# STORED RECORDS
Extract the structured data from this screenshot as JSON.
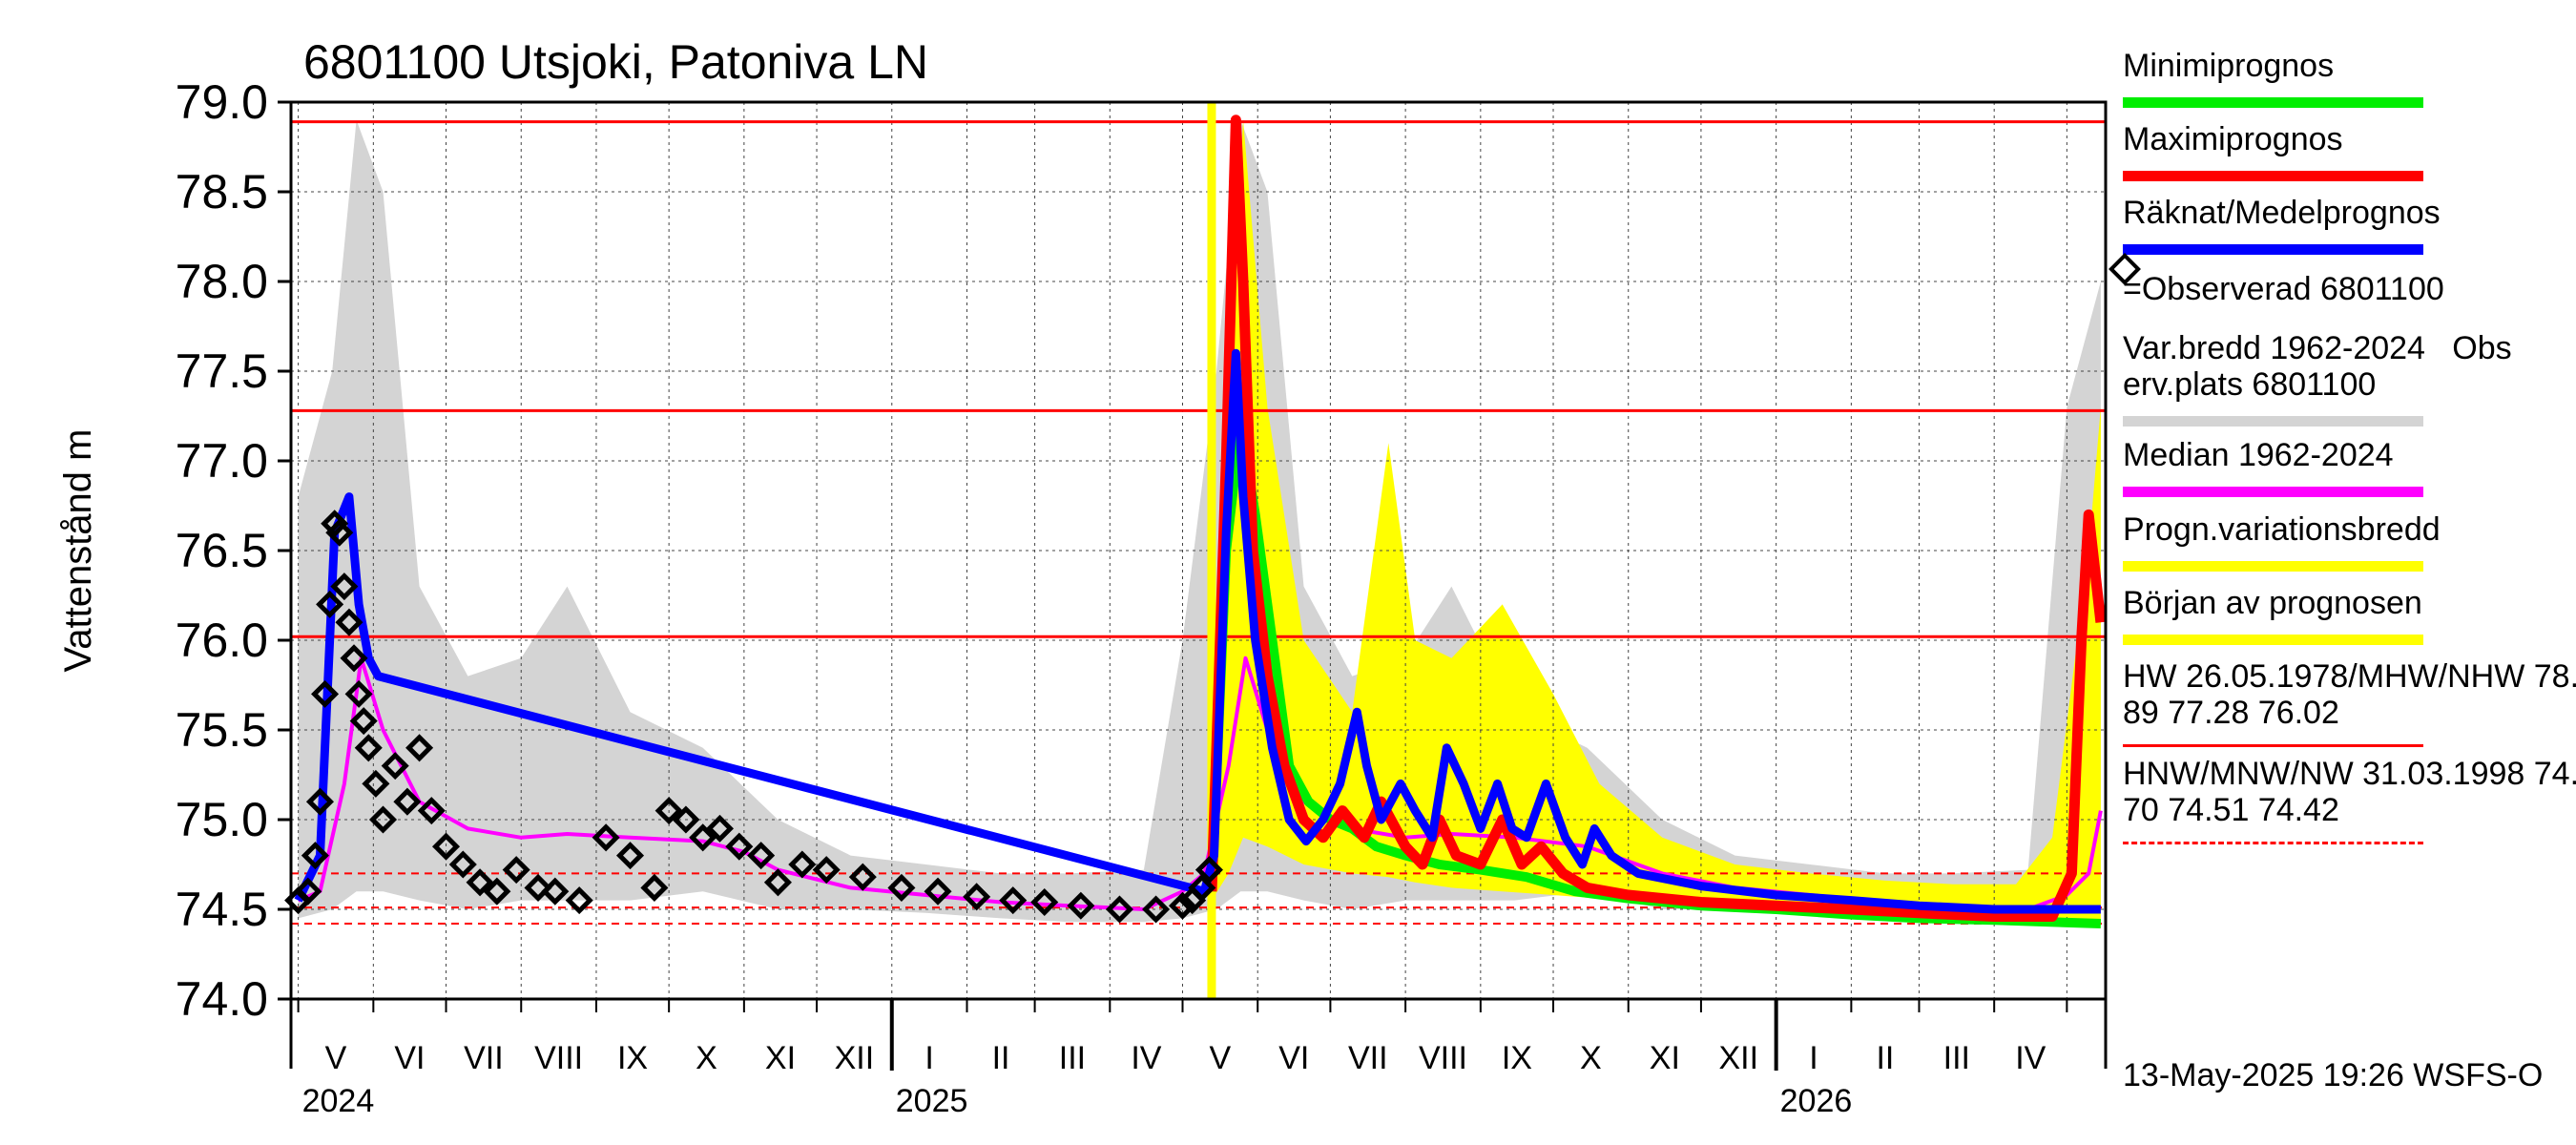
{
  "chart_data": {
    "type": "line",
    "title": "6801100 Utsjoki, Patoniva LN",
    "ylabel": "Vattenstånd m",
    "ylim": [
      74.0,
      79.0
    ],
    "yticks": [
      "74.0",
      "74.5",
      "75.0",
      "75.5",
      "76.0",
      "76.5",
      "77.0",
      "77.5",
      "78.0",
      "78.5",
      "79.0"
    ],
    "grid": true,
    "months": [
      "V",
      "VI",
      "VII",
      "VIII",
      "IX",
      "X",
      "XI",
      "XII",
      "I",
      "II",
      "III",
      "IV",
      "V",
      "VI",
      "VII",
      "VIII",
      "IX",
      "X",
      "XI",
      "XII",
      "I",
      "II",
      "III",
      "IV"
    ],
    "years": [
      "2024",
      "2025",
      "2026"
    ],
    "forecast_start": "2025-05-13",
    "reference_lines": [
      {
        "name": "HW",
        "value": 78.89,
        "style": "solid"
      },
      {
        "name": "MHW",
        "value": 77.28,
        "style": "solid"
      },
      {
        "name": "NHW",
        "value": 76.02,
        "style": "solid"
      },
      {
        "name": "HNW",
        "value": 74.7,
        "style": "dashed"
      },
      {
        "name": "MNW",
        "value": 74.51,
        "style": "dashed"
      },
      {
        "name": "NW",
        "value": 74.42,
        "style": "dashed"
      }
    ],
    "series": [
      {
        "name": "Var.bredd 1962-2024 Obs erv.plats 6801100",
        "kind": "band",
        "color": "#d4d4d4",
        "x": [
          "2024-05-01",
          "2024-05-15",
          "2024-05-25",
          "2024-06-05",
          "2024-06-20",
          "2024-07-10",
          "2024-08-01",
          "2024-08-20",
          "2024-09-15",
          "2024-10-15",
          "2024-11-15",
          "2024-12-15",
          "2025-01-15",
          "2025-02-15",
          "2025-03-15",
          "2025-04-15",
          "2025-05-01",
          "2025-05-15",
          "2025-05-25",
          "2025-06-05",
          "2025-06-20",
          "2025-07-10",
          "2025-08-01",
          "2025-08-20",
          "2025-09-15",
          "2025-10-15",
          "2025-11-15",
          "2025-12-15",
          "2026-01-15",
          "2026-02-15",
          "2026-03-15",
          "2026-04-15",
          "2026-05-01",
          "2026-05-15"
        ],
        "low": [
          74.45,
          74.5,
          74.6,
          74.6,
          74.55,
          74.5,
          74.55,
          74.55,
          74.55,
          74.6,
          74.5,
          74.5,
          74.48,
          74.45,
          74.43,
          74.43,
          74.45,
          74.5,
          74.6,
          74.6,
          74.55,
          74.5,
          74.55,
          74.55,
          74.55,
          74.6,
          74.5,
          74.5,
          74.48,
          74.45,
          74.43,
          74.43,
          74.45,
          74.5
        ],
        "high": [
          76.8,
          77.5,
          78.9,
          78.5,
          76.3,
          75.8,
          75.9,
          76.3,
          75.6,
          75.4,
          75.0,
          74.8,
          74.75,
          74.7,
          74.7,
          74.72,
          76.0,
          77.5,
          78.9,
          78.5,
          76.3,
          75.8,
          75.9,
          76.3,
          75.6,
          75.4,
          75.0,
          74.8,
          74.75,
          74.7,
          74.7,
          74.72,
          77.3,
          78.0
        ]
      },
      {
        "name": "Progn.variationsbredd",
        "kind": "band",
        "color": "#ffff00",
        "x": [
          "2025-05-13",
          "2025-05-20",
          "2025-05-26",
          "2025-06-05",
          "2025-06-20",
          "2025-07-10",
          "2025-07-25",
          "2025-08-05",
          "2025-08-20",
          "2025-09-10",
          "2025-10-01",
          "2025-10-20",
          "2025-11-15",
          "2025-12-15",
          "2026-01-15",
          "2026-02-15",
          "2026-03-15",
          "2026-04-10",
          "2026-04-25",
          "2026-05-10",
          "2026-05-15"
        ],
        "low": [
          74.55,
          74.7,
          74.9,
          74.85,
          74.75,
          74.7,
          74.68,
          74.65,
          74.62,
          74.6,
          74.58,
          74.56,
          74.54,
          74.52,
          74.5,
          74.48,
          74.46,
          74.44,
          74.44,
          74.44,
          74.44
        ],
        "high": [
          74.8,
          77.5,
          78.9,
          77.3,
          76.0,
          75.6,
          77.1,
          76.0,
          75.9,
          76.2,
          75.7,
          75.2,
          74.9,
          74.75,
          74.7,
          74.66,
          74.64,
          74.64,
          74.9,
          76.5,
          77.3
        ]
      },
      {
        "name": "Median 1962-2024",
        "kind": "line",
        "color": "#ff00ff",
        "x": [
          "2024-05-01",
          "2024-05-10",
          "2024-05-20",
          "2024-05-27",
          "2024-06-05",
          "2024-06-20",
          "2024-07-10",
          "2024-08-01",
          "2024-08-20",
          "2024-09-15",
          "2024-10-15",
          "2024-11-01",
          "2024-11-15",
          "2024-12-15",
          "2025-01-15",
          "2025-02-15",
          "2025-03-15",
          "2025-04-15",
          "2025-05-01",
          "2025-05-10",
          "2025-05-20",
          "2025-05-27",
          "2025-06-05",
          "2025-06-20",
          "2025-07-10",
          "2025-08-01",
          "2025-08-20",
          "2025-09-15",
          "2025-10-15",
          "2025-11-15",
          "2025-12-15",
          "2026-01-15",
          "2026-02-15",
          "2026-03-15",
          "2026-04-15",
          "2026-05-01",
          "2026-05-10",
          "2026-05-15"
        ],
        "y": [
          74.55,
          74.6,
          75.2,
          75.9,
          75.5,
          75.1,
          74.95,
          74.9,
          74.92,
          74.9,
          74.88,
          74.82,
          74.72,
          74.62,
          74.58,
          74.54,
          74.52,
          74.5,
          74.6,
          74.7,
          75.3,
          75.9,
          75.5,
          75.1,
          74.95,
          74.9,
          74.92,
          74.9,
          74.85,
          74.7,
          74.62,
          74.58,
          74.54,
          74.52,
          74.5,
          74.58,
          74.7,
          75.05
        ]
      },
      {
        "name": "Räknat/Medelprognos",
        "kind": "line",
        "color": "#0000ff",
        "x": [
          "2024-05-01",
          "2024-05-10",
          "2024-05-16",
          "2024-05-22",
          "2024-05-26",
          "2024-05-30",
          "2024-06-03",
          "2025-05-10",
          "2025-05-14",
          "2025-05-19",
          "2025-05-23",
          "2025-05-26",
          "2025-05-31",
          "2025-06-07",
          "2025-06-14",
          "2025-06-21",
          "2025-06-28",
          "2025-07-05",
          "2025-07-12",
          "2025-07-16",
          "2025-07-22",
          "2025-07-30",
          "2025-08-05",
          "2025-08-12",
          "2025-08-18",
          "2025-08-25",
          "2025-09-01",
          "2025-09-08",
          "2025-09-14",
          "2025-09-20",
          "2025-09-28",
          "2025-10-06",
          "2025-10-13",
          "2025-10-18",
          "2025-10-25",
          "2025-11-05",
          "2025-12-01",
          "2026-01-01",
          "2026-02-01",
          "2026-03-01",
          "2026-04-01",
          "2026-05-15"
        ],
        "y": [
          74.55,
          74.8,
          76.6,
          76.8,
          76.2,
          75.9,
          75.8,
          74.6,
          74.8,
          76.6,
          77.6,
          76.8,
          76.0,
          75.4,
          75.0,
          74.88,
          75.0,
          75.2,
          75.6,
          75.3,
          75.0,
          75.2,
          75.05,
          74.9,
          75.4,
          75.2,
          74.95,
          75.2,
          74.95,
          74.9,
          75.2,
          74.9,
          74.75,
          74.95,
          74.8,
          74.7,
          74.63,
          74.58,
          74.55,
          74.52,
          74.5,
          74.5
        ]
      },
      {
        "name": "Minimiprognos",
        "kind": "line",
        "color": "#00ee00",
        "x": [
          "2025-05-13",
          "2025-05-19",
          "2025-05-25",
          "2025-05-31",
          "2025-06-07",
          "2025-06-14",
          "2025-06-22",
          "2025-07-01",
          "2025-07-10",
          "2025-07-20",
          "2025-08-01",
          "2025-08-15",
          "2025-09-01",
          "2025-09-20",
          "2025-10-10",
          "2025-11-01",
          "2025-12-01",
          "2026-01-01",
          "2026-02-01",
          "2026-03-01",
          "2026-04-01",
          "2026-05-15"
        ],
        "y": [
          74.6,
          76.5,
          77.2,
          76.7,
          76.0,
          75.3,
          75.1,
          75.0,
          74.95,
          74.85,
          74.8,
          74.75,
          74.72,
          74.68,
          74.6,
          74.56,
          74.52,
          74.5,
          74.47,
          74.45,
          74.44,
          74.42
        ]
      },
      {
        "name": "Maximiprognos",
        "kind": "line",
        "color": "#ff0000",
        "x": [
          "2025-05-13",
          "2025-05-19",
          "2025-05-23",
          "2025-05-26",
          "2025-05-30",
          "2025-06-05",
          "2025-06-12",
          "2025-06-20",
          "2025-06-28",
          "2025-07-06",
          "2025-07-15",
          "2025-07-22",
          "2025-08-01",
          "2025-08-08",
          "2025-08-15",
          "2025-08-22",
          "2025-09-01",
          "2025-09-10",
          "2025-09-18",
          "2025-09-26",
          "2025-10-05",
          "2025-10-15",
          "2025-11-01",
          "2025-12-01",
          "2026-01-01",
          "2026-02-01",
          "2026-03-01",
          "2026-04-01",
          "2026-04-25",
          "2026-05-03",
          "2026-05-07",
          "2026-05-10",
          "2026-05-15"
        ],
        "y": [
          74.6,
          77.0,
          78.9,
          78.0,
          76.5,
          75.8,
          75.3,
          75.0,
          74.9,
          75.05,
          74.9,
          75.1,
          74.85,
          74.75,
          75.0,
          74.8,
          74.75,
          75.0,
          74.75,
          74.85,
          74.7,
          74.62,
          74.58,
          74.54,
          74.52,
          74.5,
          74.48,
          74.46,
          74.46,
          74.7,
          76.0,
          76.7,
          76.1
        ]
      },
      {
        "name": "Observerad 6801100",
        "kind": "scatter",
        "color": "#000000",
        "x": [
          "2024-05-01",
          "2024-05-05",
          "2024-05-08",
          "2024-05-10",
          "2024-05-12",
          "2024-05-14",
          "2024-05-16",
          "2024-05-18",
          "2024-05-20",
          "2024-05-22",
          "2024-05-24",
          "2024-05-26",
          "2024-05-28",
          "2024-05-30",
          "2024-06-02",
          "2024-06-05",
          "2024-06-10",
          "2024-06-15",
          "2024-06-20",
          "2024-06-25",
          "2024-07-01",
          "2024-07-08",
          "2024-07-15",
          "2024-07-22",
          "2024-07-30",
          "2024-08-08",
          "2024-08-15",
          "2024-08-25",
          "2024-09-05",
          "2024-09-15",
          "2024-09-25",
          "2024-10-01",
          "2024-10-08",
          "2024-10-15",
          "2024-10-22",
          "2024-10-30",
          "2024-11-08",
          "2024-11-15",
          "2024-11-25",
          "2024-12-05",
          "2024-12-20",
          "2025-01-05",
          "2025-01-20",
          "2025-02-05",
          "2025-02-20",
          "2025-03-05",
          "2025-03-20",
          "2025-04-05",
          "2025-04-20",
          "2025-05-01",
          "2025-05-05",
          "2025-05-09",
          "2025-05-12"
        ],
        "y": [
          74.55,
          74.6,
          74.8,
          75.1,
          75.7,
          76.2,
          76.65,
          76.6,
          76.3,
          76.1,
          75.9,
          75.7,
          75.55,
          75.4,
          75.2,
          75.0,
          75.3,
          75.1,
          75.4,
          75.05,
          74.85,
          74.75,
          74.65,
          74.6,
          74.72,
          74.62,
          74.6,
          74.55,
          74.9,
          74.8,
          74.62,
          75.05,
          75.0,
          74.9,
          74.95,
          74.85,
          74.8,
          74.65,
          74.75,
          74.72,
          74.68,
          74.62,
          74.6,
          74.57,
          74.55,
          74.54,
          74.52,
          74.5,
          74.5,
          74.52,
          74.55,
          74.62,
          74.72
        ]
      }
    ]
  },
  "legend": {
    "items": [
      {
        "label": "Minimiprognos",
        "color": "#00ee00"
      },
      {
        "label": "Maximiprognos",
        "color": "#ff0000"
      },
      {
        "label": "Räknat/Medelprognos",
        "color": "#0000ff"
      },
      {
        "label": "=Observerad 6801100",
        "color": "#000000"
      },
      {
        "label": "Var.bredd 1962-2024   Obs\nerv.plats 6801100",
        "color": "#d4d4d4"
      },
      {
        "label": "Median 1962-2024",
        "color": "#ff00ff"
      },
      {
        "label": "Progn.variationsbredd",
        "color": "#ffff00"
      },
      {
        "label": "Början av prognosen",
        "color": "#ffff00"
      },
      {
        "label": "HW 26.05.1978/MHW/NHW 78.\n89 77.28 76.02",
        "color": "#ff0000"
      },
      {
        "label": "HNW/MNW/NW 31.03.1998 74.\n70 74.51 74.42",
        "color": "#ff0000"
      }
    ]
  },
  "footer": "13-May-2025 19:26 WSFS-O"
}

...

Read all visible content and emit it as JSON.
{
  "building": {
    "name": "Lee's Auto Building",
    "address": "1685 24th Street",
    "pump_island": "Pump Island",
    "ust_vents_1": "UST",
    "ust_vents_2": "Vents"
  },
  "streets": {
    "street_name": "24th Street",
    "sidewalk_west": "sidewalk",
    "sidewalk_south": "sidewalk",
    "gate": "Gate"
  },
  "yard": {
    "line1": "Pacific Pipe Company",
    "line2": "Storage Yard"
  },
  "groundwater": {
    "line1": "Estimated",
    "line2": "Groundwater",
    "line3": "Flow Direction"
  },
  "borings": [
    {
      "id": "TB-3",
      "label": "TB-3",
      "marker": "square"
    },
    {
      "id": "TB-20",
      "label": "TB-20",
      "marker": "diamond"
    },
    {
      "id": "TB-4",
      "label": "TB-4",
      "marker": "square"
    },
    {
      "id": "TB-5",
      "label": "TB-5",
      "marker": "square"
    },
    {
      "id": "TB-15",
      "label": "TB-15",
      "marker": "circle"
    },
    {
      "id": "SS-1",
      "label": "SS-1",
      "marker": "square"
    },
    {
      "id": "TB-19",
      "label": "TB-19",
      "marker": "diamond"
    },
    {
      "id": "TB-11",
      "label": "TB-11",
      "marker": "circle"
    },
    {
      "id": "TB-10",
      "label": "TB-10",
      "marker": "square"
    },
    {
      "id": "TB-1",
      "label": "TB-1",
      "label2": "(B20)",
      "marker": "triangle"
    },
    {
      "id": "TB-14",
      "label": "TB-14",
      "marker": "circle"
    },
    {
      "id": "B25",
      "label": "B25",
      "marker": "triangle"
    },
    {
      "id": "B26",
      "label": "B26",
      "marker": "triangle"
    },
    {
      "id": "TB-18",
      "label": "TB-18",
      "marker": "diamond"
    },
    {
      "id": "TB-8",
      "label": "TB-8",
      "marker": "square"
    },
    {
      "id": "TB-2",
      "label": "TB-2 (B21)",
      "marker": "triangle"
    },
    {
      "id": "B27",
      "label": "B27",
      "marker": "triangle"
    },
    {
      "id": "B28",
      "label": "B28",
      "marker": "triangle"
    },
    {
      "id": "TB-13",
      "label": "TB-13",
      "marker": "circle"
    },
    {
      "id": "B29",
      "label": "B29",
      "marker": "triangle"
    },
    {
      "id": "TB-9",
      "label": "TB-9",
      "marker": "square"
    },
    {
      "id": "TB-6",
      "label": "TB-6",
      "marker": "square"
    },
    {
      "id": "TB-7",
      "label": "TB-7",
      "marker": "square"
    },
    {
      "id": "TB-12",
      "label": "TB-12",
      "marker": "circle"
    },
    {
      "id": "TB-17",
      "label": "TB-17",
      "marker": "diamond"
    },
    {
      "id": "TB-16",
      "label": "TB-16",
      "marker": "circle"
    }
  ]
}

# WRITTEN REQUEST
Extract all lines from the material above that include the word "Räknat".

# RESPONSE FOR THIS EXERCISE
        "name": "Räknat/Medelprognos",
        "label": "Räknat/Medelprognos",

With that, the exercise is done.